How many lines in the entries below include the string "that"? Answer with the number only.

Dataset excerpts:

_ _ _ _

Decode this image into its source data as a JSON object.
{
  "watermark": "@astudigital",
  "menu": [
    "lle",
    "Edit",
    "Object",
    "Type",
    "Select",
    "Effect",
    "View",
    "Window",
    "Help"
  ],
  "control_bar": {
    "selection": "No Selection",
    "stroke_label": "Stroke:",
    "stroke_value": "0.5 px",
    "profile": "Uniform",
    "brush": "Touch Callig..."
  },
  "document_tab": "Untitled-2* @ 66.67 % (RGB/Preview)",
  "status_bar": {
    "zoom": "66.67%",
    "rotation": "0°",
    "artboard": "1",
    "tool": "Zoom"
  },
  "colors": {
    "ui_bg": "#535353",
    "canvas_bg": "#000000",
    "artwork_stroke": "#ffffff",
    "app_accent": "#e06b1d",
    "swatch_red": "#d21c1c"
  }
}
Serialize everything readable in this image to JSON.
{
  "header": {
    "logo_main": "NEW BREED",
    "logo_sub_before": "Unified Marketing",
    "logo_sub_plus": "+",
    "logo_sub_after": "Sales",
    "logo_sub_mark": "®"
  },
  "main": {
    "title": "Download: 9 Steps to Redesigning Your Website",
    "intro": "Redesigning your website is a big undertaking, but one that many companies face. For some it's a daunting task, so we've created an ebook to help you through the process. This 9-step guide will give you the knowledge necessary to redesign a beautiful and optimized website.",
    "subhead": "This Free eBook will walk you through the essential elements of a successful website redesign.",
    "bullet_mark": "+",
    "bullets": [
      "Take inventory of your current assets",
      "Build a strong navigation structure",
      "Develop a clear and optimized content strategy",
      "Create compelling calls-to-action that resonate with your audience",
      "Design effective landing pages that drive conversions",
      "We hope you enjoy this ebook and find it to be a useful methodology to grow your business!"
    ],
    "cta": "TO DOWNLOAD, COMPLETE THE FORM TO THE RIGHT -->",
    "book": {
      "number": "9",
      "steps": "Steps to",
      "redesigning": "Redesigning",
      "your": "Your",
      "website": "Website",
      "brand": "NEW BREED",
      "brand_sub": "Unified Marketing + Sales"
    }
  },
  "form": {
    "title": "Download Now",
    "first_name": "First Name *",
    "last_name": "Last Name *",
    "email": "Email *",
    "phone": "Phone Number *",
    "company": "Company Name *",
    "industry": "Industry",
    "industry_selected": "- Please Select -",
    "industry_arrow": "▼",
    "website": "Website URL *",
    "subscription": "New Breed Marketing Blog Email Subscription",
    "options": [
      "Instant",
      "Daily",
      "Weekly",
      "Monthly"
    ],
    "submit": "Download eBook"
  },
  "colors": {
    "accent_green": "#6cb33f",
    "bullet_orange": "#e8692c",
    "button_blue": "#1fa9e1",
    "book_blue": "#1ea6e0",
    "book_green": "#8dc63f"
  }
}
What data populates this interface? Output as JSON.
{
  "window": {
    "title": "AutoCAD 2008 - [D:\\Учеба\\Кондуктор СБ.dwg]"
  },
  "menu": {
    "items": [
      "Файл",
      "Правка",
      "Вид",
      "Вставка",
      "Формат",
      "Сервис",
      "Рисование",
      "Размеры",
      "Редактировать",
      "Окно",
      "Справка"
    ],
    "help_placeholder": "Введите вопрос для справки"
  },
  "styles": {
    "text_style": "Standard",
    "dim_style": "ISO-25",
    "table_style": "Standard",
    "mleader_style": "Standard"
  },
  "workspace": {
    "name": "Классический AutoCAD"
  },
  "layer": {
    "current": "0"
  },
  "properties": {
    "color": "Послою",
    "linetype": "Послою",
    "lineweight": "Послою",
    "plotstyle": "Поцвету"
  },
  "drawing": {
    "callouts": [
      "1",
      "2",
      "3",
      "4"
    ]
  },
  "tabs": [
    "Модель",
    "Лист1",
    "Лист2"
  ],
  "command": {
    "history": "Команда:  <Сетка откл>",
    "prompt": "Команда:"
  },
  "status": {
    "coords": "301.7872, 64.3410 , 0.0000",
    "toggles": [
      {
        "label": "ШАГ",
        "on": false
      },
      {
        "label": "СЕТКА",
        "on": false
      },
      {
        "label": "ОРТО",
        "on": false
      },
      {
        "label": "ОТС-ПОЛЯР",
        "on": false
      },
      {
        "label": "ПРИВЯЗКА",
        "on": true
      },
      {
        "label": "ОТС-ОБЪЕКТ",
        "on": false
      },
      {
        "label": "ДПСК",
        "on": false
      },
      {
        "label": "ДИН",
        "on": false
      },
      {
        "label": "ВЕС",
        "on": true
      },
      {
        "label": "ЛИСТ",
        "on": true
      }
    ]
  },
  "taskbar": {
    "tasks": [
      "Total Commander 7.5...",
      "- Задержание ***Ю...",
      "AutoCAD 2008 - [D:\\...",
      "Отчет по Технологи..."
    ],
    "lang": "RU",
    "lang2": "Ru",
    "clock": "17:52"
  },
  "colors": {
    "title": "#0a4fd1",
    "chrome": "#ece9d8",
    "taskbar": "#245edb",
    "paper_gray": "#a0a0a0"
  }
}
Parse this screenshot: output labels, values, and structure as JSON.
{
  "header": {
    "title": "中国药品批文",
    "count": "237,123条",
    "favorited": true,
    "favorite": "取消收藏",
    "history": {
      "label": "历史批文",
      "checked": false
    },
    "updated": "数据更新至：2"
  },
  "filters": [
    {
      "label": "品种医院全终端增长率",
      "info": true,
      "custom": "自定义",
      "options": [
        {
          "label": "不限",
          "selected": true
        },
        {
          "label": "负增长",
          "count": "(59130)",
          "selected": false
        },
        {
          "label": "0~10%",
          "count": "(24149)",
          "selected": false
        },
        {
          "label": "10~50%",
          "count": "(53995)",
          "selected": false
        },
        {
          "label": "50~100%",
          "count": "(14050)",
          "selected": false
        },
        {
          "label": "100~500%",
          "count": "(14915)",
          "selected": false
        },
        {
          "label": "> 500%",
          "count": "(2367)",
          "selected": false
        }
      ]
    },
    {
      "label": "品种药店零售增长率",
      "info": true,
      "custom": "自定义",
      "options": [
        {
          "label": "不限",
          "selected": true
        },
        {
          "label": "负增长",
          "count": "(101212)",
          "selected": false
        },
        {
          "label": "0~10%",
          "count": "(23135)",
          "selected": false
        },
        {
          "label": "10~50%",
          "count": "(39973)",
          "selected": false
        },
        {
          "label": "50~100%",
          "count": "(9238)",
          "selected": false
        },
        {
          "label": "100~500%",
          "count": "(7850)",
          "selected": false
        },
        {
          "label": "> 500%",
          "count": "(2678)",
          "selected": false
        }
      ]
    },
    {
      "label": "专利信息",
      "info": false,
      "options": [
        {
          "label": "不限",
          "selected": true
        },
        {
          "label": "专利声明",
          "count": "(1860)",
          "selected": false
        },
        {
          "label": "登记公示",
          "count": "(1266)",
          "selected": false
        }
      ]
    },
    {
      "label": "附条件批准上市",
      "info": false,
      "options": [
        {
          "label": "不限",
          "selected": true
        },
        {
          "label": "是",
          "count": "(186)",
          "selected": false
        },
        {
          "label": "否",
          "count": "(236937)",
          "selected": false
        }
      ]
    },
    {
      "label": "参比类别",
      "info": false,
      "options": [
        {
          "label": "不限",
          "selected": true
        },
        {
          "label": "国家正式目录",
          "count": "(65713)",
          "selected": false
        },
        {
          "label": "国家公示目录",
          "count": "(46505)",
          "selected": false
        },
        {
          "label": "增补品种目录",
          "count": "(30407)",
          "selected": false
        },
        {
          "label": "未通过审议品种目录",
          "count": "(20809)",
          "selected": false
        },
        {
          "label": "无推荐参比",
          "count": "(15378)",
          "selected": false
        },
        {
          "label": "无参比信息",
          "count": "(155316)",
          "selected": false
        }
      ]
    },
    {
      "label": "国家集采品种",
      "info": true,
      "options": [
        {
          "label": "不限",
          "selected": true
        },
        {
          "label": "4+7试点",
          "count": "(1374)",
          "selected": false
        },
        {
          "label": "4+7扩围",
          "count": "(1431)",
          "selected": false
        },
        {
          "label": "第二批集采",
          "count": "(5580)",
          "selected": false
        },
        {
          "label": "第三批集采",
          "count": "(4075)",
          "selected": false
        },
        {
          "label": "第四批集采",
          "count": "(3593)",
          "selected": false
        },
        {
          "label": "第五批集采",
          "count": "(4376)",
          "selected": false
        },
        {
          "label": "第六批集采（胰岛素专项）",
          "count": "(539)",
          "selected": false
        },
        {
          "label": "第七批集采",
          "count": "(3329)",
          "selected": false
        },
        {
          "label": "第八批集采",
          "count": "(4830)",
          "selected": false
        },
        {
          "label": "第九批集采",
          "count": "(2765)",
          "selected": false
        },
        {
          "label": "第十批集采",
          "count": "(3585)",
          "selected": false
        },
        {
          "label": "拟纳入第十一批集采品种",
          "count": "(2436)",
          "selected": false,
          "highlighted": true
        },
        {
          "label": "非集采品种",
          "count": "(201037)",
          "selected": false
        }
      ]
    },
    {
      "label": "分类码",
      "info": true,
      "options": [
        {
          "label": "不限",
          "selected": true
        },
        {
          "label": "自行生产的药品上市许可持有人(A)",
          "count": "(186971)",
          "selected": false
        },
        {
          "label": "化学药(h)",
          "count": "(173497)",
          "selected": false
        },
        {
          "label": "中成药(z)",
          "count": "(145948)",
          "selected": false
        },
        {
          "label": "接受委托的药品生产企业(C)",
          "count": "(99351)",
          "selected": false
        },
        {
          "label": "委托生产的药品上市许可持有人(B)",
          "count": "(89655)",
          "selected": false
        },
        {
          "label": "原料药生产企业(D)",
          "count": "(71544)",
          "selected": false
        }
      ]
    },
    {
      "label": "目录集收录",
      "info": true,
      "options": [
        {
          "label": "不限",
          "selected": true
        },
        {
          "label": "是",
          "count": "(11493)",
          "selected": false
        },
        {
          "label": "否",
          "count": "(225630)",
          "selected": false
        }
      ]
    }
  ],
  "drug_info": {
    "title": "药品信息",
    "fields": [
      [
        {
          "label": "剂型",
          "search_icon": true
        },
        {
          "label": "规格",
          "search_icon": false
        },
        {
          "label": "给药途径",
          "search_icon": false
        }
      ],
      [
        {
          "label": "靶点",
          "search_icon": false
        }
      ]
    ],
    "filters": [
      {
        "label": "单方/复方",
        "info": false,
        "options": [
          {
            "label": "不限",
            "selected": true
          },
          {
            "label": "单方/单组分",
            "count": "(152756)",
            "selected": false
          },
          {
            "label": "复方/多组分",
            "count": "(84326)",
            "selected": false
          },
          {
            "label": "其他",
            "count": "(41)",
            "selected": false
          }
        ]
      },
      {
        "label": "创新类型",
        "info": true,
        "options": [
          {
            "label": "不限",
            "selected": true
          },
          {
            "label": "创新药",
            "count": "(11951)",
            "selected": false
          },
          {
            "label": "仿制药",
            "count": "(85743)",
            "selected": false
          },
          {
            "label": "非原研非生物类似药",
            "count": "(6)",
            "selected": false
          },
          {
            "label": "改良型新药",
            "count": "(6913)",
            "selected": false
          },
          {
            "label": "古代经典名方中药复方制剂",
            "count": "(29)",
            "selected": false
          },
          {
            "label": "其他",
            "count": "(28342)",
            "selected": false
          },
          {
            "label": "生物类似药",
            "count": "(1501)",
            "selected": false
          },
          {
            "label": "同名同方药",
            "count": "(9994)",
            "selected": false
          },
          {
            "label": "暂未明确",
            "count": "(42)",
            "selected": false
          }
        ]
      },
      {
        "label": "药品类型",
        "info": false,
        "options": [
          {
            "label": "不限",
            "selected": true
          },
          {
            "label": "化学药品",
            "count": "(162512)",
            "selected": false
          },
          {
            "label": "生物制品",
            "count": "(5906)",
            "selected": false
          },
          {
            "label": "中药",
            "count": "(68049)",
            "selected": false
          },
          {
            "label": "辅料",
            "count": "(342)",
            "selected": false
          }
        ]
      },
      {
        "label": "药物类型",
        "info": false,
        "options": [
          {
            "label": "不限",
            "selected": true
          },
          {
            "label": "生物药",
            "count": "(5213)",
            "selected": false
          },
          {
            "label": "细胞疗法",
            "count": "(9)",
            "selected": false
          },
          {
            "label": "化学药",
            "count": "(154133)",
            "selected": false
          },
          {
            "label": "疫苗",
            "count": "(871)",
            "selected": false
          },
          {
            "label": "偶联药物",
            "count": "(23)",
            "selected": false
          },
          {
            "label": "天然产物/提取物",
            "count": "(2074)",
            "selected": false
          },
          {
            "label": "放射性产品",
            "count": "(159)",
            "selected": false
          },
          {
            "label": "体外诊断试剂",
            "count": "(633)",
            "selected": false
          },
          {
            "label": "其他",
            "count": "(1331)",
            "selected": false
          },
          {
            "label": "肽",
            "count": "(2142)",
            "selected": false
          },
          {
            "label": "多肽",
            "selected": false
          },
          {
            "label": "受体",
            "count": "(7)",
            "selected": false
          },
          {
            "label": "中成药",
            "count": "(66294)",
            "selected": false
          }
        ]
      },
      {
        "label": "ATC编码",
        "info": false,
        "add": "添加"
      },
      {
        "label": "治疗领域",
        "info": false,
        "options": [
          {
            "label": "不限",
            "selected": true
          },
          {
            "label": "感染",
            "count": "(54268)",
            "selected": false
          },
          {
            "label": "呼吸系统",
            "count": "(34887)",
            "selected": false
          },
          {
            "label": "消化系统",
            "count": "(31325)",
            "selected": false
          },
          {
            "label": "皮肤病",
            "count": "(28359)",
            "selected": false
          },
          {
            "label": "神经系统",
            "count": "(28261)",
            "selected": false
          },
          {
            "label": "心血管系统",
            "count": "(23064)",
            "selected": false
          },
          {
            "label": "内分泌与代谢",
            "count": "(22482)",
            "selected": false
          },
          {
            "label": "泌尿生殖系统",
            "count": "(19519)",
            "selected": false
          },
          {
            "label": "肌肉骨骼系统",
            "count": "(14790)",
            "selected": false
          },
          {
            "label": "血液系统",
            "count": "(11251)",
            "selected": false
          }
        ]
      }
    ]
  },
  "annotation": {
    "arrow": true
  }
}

_ _ _ _

TASK RESULT
3